- [SUPPLIED ENTRIES]
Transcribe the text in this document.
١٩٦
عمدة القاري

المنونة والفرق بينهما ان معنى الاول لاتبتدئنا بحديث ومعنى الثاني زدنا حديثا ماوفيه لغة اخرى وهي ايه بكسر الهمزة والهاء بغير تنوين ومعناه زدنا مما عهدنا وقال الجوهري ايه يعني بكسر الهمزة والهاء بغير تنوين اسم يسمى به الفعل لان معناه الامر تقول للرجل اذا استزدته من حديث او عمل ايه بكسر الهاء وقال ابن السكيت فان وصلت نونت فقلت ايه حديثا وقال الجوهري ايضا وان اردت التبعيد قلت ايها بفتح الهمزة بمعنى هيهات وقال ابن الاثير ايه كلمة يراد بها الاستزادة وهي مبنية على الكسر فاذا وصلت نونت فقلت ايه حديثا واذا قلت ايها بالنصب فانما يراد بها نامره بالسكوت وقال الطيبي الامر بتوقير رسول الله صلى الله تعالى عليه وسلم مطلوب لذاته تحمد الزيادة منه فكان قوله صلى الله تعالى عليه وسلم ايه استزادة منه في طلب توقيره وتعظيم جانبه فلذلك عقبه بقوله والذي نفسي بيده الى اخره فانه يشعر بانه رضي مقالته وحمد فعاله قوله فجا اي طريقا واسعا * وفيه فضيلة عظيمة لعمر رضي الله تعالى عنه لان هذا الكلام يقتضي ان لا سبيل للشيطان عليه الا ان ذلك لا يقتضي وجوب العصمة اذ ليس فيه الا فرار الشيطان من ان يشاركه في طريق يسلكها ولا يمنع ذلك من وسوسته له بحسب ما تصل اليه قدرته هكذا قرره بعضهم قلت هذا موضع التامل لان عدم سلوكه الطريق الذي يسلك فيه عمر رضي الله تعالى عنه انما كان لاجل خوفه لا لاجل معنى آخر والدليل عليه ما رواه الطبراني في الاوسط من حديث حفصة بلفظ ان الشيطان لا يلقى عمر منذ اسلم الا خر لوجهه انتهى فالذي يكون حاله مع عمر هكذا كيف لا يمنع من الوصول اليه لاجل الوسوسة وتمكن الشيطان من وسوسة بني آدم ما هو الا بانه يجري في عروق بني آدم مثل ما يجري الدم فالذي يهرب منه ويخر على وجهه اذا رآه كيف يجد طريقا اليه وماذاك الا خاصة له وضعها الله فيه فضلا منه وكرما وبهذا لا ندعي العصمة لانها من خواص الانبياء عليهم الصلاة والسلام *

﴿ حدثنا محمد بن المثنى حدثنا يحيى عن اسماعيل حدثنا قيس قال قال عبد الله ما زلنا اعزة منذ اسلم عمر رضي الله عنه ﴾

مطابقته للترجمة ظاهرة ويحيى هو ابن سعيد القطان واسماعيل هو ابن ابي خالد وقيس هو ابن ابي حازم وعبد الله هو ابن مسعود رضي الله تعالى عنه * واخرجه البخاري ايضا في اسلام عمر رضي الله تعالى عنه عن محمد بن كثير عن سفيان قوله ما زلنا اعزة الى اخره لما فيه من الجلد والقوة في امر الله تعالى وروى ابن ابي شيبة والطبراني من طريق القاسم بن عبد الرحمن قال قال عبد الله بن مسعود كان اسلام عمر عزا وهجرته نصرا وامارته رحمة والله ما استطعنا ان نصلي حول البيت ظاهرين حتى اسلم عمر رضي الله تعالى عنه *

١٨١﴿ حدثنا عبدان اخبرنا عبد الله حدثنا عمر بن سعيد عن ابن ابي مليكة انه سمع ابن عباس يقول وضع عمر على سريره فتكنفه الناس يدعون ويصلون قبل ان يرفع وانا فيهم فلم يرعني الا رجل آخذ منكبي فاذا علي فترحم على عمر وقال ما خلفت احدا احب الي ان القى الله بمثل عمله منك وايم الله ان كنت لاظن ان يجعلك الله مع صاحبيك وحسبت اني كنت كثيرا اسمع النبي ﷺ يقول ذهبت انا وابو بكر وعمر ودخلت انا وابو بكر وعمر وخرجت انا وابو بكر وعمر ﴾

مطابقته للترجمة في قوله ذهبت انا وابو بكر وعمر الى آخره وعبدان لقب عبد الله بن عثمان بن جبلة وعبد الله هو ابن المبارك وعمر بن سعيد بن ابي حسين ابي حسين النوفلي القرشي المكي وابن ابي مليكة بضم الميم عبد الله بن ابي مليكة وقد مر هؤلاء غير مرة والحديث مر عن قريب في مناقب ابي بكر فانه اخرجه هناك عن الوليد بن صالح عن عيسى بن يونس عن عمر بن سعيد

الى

- [PROBLEM DESCRIPTION]
Look over the material above and show each line where "وابو" appears.

- [RESULT BELOW]
١٨١﴿ حدثنا عبدان اخبرنا عبد الله حدثنا عمر بن سعيد عن ابن ابي مليكة انه سمع ابن عباس يقول وضع عمر على سريره فتكنفه الناس يدعون ويصلون قبل ان يرفع وانا فيهم فلم يرعني الا رجل آخذ منكبي فاذا علي فترحم على عمر وقال ما خلفت احدا احب الي ان القى الله بمثل عمله منك وايم الله ان كنت لاظن ان يجعلك الله مع صاحبيك وحسبت اني كنت كثيرا اسمع النبي ﷺ يقول ذهبت انا وابو بكر وعمر ودخلت انا وابو بكر وعمر وخرجت انا وابو بكر وعمر ﴾
مطابقته للترجمة في قوله ذهبت انا وابو بكر وعمر الى آخره وعبدان لقب عبد الله بن عثمان بن جبلة وعبد الله هو ابن المبارك وعمر بن سعيد بن ابي حسين ابي حسين النوفلي القرشي المكي وابن ابي مليكة بضم الميم عبد الله بن ابي مليكة وقد مر هؤلاء غير مرة والحديث مر عن قريب في مناقب ابي بكر فانه اخرجه هناك عن الوليد بن صالح عن عيسى بن يونس عن عمر بن سعيد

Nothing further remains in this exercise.